■ What is asked ■
From the listing below, extract each line containing the string "Username".

■ Information given ■

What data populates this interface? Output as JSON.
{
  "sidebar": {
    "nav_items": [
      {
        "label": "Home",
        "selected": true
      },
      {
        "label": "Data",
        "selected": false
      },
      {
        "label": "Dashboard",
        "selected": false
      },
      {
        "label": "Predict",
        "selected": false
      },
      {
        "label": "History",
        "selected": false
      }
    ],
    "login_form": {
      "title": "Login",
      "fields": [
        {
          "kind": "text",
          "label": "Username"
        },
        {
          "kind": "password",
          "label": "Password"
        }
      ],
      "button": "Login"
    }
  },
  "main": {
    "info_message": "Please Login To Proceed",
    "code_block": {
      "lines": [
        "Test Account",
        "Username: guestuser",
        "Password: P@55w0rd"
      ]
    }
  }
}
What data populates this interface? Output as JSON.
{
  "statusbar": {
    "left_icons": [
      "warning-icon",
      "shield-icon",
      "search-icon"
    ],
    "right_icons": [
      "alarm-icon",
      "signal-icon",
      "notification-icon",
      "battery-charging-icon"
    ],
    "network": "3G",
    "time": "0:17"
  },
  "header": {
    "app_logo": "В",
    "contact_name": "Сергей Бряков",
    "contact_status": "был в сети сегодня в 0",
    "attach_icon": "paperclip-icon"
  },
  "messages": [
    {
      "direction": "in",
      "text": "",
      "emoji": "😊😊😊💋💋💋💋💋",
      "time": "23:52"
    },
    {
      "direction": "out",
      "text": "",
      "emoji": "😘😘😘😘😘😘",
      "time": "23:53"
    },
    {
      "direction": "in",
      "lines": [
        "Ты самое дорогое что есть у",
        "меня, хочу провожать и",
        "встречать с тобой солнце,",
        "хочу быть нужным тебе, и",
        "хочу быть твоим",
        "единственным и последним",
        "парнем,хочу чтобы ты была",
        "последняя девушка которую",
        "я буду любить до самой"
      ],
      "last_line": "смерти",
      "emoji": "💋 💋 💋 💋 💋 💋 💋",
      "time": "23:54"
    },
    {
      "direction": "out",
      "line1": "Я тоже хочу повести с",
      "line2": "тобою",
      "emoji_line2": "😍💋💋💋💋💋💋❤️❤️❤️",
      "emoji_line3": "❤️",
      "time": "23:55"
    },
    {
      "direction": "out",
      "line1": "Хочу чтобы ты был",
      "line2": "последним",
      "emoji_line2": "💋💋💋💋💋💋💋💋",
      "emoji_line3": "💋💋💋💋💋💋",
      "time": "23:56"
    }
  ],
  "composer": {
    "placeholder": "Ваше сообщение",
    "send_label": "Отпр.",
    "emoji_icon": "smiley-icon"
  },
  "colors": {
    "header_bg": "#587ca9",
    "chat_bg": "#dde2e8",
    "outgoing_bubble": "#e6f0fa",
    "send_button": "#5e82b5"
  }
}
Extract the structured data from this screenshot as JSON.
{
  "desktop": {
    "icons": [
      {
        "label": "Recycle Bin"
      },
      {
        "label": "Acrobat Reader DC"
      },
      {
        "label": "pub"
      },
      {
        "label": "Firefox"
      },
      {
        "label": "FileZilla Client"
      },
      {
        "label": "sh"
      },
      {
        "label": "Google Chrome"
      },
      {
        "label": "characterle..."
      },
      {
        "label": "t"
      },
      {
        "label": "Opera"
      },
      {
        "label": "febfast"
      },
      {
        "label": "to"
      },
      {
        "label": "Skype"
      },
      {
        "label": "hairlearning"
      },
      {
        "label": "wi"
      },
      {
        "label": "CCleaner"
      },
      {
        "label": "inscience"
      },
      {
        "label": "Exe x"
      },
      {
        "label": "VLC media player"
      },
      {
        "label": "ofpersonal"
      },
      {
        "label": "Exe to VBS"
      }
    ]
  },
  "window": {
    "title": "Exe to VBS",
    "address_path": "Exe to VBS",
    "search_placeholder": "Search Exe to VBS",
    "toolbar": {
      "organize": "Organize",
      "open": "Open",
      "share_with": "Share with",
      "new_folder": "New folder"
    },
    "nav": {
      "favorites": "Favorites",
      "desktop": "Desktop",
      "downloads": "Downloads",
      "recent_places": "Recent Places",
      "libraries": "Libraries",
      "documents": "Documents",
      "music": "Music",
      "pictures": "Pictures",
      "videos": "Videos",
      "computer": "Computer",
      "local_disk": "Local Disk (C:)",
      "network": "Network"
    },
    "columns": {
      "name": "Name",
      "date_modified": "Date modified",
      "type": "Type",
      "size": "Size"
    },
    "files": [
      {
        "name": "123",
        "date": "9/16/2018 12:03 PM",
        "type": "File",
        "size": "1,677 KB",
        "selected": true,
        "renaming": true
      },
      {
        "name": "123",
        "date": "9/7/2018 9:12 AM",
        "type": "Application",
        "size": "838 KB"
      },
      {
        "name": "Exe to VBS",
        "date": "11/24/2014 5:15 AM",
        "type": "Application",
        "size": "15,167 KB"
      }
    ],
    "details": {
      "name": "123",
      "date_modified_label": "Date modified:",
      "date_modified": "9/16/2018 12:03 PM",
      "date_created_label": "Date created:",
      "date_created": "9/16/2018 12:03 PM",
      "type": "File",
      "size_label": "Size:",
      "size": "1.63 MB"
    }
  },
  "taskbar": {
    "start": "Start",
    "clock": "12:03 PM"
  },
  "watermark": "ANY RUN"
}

■ Solution to this problem ■
          "label": "Username"
        "Username: guestuser",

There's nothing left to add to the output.